══ Data shown ══

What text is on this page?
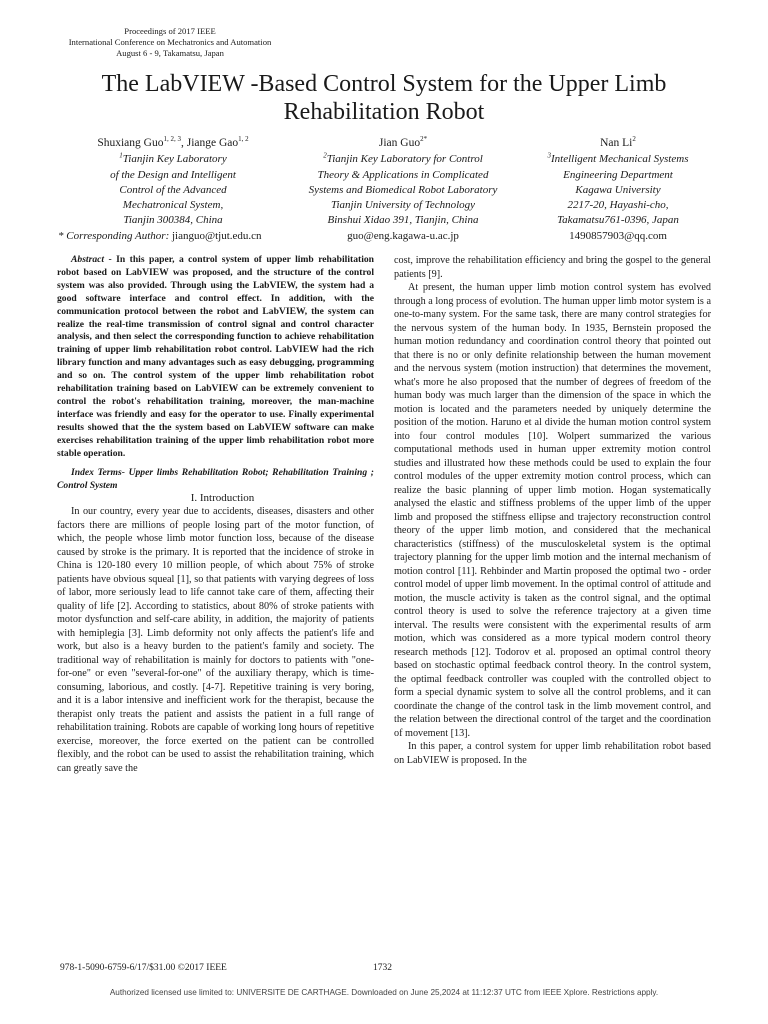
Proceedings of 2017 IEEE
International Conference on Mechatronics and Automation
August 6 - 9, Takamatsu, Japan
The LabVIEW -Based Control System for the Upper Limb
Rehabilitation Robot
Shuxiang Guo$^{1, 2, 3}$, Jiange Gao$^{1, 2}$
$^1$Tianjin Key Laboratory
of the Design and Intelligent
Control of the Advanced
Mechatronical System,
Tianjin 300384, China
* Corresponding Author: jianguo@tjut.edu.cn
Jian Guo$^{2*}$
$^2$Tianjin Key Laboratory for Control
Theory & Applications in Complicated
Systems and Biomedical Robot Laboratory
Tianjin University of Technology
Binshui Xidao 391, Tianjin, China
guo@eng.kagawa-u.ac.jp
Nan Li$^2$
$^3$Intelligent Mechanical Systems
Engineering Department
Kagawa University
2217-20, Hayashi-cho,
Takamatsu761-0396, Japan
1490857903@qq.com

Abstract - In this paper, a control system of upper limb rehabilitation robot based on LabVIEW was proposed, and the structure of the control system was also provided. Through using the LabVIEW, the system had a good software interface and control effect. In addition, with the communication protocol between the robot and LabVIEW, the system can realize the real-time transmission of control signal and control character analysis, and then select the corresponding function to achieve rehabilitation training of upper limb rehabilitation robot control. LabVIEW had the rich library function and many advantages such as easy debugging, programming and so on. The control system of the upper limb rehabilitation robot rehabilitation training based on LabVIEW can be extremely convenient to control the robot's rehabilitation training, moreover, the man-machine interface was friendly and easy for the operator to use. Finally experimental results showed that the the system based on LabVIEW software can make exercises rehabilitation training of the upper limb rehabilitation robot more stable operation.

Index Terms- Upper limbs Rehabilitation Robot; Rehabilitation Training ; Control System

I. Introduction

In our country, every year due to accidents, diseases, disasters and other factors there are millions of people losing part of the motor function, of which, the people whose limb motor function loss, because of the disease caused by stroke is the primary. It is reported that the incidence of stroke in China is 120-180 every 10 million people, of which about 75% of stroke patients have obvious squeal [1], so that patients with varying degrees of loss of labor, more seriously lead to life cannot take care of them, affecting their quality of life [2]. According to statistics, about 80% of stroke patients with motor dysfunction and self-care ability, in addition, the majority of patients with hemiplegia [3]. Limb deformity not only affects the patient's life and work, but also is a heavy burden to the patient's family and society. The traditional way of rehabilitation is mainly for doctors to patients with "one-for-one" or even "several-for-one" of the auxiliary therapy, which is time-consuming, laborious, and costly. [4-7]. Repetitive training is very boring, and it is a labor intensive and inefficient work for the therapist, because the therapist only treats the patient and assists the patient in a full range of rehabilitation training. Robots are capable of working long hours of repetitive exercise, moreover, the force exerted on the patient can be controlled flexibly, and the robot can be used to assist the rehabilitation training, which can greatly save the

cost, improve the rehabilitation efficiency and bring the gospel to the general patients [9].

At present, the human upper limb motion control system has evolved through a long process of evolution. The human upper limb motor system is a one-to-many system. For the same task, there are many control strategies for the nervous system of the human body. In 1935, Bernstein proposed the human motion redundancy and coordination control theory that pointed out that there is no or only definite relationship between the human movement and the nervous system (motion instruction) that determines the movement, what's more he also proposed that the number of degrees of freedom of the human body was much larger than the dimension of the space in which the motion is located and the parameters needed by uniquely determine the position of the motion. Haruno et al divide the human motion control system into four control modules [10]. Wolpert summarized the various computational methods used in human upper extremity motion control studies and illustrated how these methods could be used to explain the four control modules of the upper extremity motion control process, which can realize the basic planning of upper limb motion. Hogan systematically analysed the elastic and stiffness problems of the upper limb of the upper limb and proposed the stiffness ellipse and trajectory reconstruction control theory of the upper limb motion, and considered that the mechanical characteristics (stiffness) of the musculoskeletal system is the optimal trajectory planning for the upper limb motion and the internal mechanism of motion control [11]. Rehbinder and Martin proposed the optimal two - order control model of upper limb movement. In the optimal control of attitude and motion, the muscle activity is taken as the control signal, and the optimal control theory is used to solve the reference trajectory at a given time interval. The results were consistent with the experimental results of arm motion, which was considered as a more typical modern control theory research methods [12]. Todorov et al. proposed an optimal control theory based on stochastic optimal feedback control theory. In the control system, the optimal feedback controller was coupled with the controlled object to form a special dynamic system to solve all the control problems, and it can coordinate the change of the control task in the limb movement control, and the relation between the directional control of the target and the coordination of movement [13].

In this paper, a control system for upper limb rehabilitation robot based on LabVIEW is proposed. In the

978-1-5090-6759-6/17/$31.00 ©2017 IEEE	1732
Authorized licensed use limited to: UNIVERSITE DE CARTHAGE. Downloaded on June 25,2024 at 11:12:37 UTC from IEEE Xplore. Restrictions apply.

═══

Write the data above out exactly. Leave out any pictures.

*Task output*.
What text is on this page?
Proceedings of 2017 IEEE
International Conference on Mechatronics and Automation
August 6 - 9, Takamatsu, Japan
The LabVIEW -Based Control System for the Upper Limb
Rehabilitation Robot
Shuxiang Guo$^{1, 2, 3}$, Jiange Gao$^{1, 2}$
$^1$Tianjin Key Laboratory
of the Design and Intelligent
Control of the Advanced
Mechatronical System,
Tianjin 300384, China
* Corresponding Author: jianguo@tjut.edu.cn
Jian Guo$^{2*}$
$^2$Tianjin Key Laboratory for Control
Theory & Applications in Complicated
Systems and Biomedical Robot Laboratory
Tianjin University of Technology
Binshui Xidao 391, Tianjin, China
guo@eng.kagawa-u.ac.jp
Nan Li$^2$
$^3$Intelligent Mechanical Systems
Engineering Department
Kagawa University
2217-20, Hayashi-cho,
Takamatsu761-0396, Japan
1490857903@qq.com

Abstract - In this paper, a control system of upper limb rehabilitation robot based on LabVIEW was proposed, and the structure of the control system was also provided. Through using the LabVIEW, the system had a good software interface and control effect. In addition, with the communication protocol between the robot and LabVIEW, the system can realize the real-time transmission of control signal and control character analysis, and then select the corresponding function to achieve rehabilitation training of upper limb rehabilitation robot control. LabVIEW had the rich library function and many advantages such as easy debugging, programming and so on. The control system of the upper limb rehabilitation robot rehabilitation training based on LabVIEW can be extremely convenient to control the robot's rehabilitation training, moreover, the man-machine interface was friendly and easy for the operator to use. Finally experimental results showed that the the system based on LabVIEW software can make exercises rehabilitation training of the upper limb rehabilitation robot more stable operation.

Index Terms- Upper limbs Rehabilitation Robot; Rehabilitation Training ; Control System

I. Introduction

In our country, every year due to accidents, diseases, disasters and other factors there are millions of people losing part of the motor function, of which, the people whose limb motor function loss, because of the disease caused by stroke is the primary. It is reported that the incidence of stroke in China is 120-180 every 10 million people, of which about 75% of stroke patients have obvious squeal [1], so that patients with varying degrees of loss of labor, more seriously lead to life cannot take care of them, affecting their quality of life [2]. According to statistics, about 80% of stroke patients with motor dysfunction and self-care ability, in addition, the majority of patients with hemiplegia [3]. Limb deformity not only affects the patient's life and work, but also is a heavy burden to the patient's family and society. The traditional way of rehabilitation is mainly for doctors to patients with "one-for-one" or even "several-for-one" of the auxiliary therapy, which is time-consuming, laborious, and costly. [4-7]. Repetitive training is very boring, and it is a labor intensive and inefficient work for the therapist, because the therapist only treats the patient and assists the patient in a full range of rehabilitation training. Robots are capable of working long hours of repetitive exercise, moreover, the force exerted on the patient can be controlled flexibly, and the robot can be used to assist the rehabilitation training, which can greatly save the

cost, improve the rehabilitation efficiency and bring the gospel to the general patients [9].

At present, the human upper limb motion control system has evolved through a long process of evolution. The human upper limb motor system is a one-to-many system. For the same task, there are many control strategies for the nervous system of the human body. In 1935, Bernstein proposed the human motion redundancy and coordination control theory that pointed out that there is no or only definite relationship between the human movement and the nervous system (motion instruction) that determines the movement, what's more he also proposed that the number of degrees of freedom of the human body was much larger than the dimension of the space in which the motion is located and the parameters needed by uniquely determine the position of the motion. Haruno et al divide the human motion control system into four control modules [10]. Wolpert summarized the various computational methods used in human upper extremity motion control studies and illustrated how these methods could be used to explain the four control modules of the upper extremity motion control process, which can realize the basic planning of upper limb motion. Hogan systematically analysed the elastic and stiffness problems of the upper limb of the upper limb and proposed the stiffness ellipse and trajectory reconstruction control theory of the upper limb motion, and considered that the mechanical characteristics (stiffness) of the musculoskeletal system is the optimal trajectory planning for the upper limb motion and the internal mechanism of motion control [11]. Rehbinder and Martin proposed the optimal two - order control model of upper limb movement. In the optimal control of attitude and motion, the muscle activity is taken as the control signal, and the optimal control theory is used to solve the reference trajectory at a given time interval. The results were consistent with the experimental results of arm motion, which was considered as a more typical modern control theory research methods [12]. Todorov et al. proposed an optimal control theory based on stochastic optimal feedback control theory. In the control system, the optimal feedback controller was coupled with the controlled object to form a special dynamic system to solve all the control problems, and it can coordinate the change of the control task in the limb movement control, and the relation between the directional control of the target and the coordination of movement [13].

In this paper, a control system for upper limb rehabilitation robot based on LabVIEW is proposed. In the

978-1-5090-6759-6/17/$31.00 ©2017 IEEE	1732
Authorized licensed use limited to: UNIVERSITE DE CARTHAGE. Downloaded on June 25,2024 at 11:12:37 UTC from IEEE Xplore. Restrictions apply.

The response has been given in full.